> **DESCRIPTION OF THE TASK**
Copy all the entries word for word, but omit the pictures.

> **MATERIAL SHOWN**

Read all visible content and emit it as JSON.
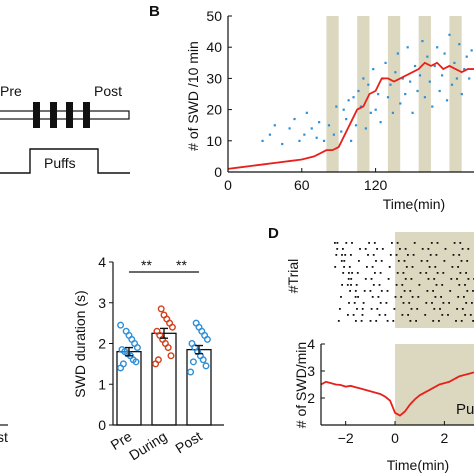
{
  "colors": {
    "shade": "#dcd8c0",
    "red_line": "#e8201c",
    "blue_dots": "#2e8fd8",
    "during_red": "#d4401c",
    "axis": "#111111"
  },
  "panel_a": {
    "label_pre": "Pre",
    "label_post": "Post",
    "label_puffs": "Puffs"
  },
  "panel_b": {
    "letter": "B",
    "chart_data": {
      "type": "scatter",
      "xlabel": "Time(min)",
      "ylabel": "# of SWD /10 min",
      "xlim": [
        0,
        200
      ],
      "ylim": [
        0,
        50
      ],
      "xticks": [
        0,
        60,
        120
      ],
      "yticks": [
        0,
        10,
        20,
        30,
        40,
        50
      ],
      "shaded_intervals": [
        [
          80,
          90
        ],
        [
          105,
          115
        ],
        [
          130,
          140
        ],
        [
          155,
          165
        ],
        [
          180,
          190
        ]
      ],
      "line_x": [
        0,
        10,
        20,
        30,
        40,
        50,
        60,
        70,
        75,
        80,
        85,
        90,
        95,
        100,
        105,
        110,
        115,
        120,
        125,
        130,
        135,
        140,
        145,
        150,
        155,
        160,
        165,
        170,
        175,
        180,
        185,
        190,
        195,
        200
      ],
      "line_y": [
        1,
        1.5,
        2,
        2.5,
        3,
        3.5,
        4,
        5,
        6,
        7,
        7,
        8,
        12,
        16,
        20,
        21,
        25,
        26,
        30,
        30,
        29,
        30,
        31,
        32,
        33,
        35,
        34,
        35,
        33,
        34,
        33,
        32,
        33,
        33
      ],
      "dots_x": [
        28,
        34,
        38,
        44,
        50,
        54,
        58,
        62,
        64,
        68,
        72,
        74,
        78,
        82,
        86,
        88,
        92,
        94,
        96,
        98,
        100,
        102,
        104,
        106,
        108,
        110,
        112,
        114,
        116,
        118,
        120,
        122,
        124,
        126,
        128,
        130,
        132,
        134,
        136,
        138,
        140,
        142,
        144,
        146,
        148,
        150,
        152,
        154,
        156,
        158,
        160,
        162,
        164,
        166,
        168,
        170,
        172,
        174,
        176,
        178,
        180,
        182,
        184,
        186,
        188,
        190,
        192,
        194,
        196,
        198
      ],
      "dots_y": [
        10,
        12,
        15,
        9,
        14,
        17,
        10,
        12,
        19,
        14,
        11,
        16,
        10,
        15,
        12,
        21,
        13,
        20,
        17,
        23,
        10,
        24,
        15,
        26,
        21,
        30,
        14,
        28,
        19,
        33,
        20,
        25,
        16,
        30,
        35,
        24,
        28,
        19,
        32,
        38,
        22,
        30,
        25,
        40,
        29,
        19,
        34,
        26,
        31,
        42,
        24,
        37,
        29,
        21,
        34,
        40,
        26,
        31,
        38,
        23,
        44,
        28,
        35,
        30,
        41,
        25,
        33,
        37,
        30,
        39
      ]
    }
  },
  "panel_c": {
    "chart_data": {
      "type": "bar",
      "categories": [
        "Pre",
        "During",
        "Post"
      ],
      "values": [
        1.8,
        2.25,
        1.85
      ],
      "errors": [
        0.1,
        0.12,
        0.1
      ],
      "ylabel": "SWD duration (s)",
      "ylim": [
        0,
        4
      ],
      "yticks": [
        0,
        1,
        2,
        3,
        4
      ],
      "significance": [
        "**",
        "**"
      ],
      "points": [
        [
          1.4,
          1.55,
          1.6,
          1.7,
          1.75,
          1.8,
          1.85,
          1.9,
          2.0,
          2.1,
          2.2,
          2.3,
          1.5,
          2.45
        ],
        [
          1.5,
          1.7,
          1.9,
          2.0,
          2.1,
          2.2,
          2.3,
          2.4,
          2.5,
          2.6,
          2.7,
          2.85,
          1.6
        ],
        [
          1.3,
          1.45,
          1.6,
          1.7,
          1.8,
          1.9,
          2.0,
          2.1,
          2.2,
          2.3,
          2.4,
          2.5,
          1.55
        ]
      ]
    },
    "left_stub_label": "st"
  },
  "panel_d": {
    "letter": "D",
    "raster_ylabel": "#Trial",
    "chart_data": {
      "type": "line",
      "xlabel": "Time(min)",
      "ylabel": "# of SWD/min",
      "xlim": [
        -3,
        3.2
      ],
      "ylim": [
        1,
        4
      ],
      "xticks": [
        -2,
        0,
        2
      ],
      "yticks": [
        2,
        3,
        4
      ],
      "x": [
        -3,
        -2.8,
        -2.6,
        -2.4,
        -2.2,
        -2.0,
        -1.8,
        -1.6,
        -1.4,
        -1.2,
        -1.0,
        -0.8,
        -0.6,
        -0.4,
        -0.2,
        0,
        0.2,
        0.4,
        0.6,
        0.8,
        1.0,
        1.2,
        1.4,
        1.6,
        1.8,
        2.0,
        2.2,
        2.4,
        2.6,
        2.8,
        3.0,
        3.2
      ],
      "y": [
        2.5,
        2.6,
        2.55,
        2.5,
        2.48,
        2.42,
        2.45,
        2.4,
        2.35,
        2.3,
        2.25,
        2.2,
        2.15,
        2.05,
        1.9,
        1.45,
        1.35,
        1.5,
        1.75,
        1.95,
        2.1,
        2.2,
        2.3,
        2.4,
        2.5,
        2.55,
        2.6,
        2.7,
        2.8,
        2.85,
        2.9,
        2.95
      ],
      "shade_from": 0
    },
    "puffs_label": "Pu"
  }
}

> **THE RESULT**
Read all visible content and emit it as JSON.
{
  "colors": {
    "shade": "#dcd8c0",
    "red_line": "#e8201c",
    "blue_dots": "#2e8fd8",
    "during_red": "#d4401c",
    "axis": "#111111"
  },
  "panel_a": {
    "label_pre": "Pre",
    "label_post": "Post",
    "label_puffs": "Puffs"
  },
  "panel_b": {
    "letter": "B",
    "chart_data": {
      "type": "scatter",
      "xlabel": "Time(min)",
      "ylabel": "# of SWD /10 min",
      "xlim": [
        0,
        200
      ],
      "ylim": [
        0,
        50
      ],
      "xticks": [
        0,
        60,
        120
      ],
      "yticks": [
        0,
        10,
        20,
        30,
        40,
        50
      ],
      "shaded_intervals": [
        [
          80,
          90
        ],
        [
          105,
          115
        ],
        [
          130,
          140
        ],
        [
          155,
          165
        ],
        [
          180,
          190
        ]
      ],
      "line_x": [
        0,
        10,
        20,
        30,
        40,
        50,
        60,
        70,
        75,
        80,
        85,
        90,
        95,
        100,
        105,
        110,
        115,
        120,
        125,
        130,
        135,
        140,
        145,
        150,
        155,
        160,
        165,
        170,
        175,
        180,
        185,
        190,
        195,
        200
      ],
      "line_y": [
        1,
        1.5,
        2,
        2.5,
        3,
        3.5,
        4,
        5,
        6,
        7,
        7,
        8,
        12,
        16,
        20,
        21,
        25,
        26,
        30,
        30,
        29,
        30,
        31,
        32,
        33,
        35,
        34,
        35,
        33,
        34,
        33,
        32,
        33,
        33
      ],
      "dots_x": [
        28,
        34,
        38,
        44,
        50,
        54,
        58,
        62,
        64,
        68,
        72,
        74,
        78,
        82,
        86,
        88,
        92,
        94,
        96,
        98,
        100,
        102,
        104,
        106,
        108,
        110,
        112,
        114,
        116,
        118,
        120,
        122,
        124,
        126,
        128,
        130,
        132,
        134,
        136,
        138,
        140,
        142,
        144,
        146,
        148,
        150,
        152,
        154,
        156,
        158,
        160,
        162,
        164,
        166,
        168,
        170,
        172,
        174,
        176,
        178,
        180,
        182,
        184,
        186,
        188,
        190,
        192,
        194,
        196,
        198
      ],
      "dots_y": [
        10,
        12,
        15,
        9,
        14,
        17,
        10,
        12,
        19,
        14,
        11,
        16,
        10,
        15,
        12,
        21,
        13,
        20,
        17,
        23,
        10,
        24,
        15,
        26,
        21,
        30,
        14,
        28,
        19,
        33,
        20,
        25,
        16,
        30,
        35,
        24,
        28,
        19,
        32,
        38,
        22,
        30,
        25,
        40,
        29,
        19,
        34,
        26,
        31,
        42,
        24,
        37,
        29,
        21,
        34,
        40,
        26,
        31,
        38,
        23,
        44,
        28,
        35,
        30,
        41,
        25,
        33,
        37,
        30,
        39
      ]
    }
  },
  "panel_c": {
    "chart_data": {
      "type": "bar",
      "categories": [
        "Pre",
        "During",
        "Post"
      ],
      "values": [
        1.8,
        2.25,
        1.85
      ],
      "errors": [
        0.1,
        0.12,
        0.1
      ],
      "ylabel": "SWD duration (s)",
      "ylim": [
        0,
        4
      ],
      "yticks": [
        0,
        1,
        2,
        3,
        4
      ],
      "significance": [
        "**",
        "**"
      ],
      "points": [
        [
          1.4,
          1.55,
          1.6,
          1.7,
          1.75,
          1.8,
          1.85,
          1.9,
          2.0,
          2.1,
          2.2,
          2.3,
          1.5,
          2.45
        ],
        [
          1.5,
          1.7,
          1.9,
          2.0,
          2.1,
          2.2,
          2.3,
          2.4,
          2.5,
          2.6,
          2.7,
          2.85,
          1.6
        ],
        [
          1.3,
          1.45,
          1.6,
          1.7,
          1.8,
          1.9,
          2.0,
          2.1,
          2.2,
          2.3,
          2.4,
          2.5,
          1.55
        ]
      ]
    },
    "left_stub_label": "st"
  },
  "panel_d": {
    "letter": "D",
    "raster_ylabel": "#Trial",
    "chart_data": {
      "type": "line",
      "xlabel": "Time(min)",
      "ylabel": "# of SWD/min",
      "xlim": [
        -3,
        3.2
      ],
      "ylim": [
        1,
        4
      ],
      "xticks": [
        -2,
        0,
        2
      ],
      "yticks": [
        2,
        3,
        4
      ],
      "x": [
        -3,
        -2.8,
        -2.6,
        -2.4,
        -2.2,
        -2.0,
        -1.8,
        -1.6,
        -1.4,
        -1.2,
        -1.0,
        -0.8,
        -0.6,
        -0.4,
        -0.2,
        0,
        0.2,
        0.4,
        0.6,
        0.8,
        1.0,
        1.2,
        1.4,
        1.6,
        1.8,
        2.0,
        2.2,
        2.4,
        2.6,
        2.8,
        3.0,
        3.2
      ],
      "y": [
        2.5,
        2.6,
        2.55,
        2.5,
        2.48,
        2.42,
        2.45,
        2.4,
        2.35,
        2.3,
        2.25,
        2.2,
        2.15,
        2.05,
        1.9,
        1.45,
        1.35,
        1.5,
        1.75,
        1.95,
        2.1,
        2.2,
        2.3,
        2.4,
        2.5,
        2.55,
        2.6,
        2.7,
        2.8,
        2.85,
        2.9,
        2.95
      ],
      "shade_from": 0
    },
    "puffs_label": "Pu"
  }
}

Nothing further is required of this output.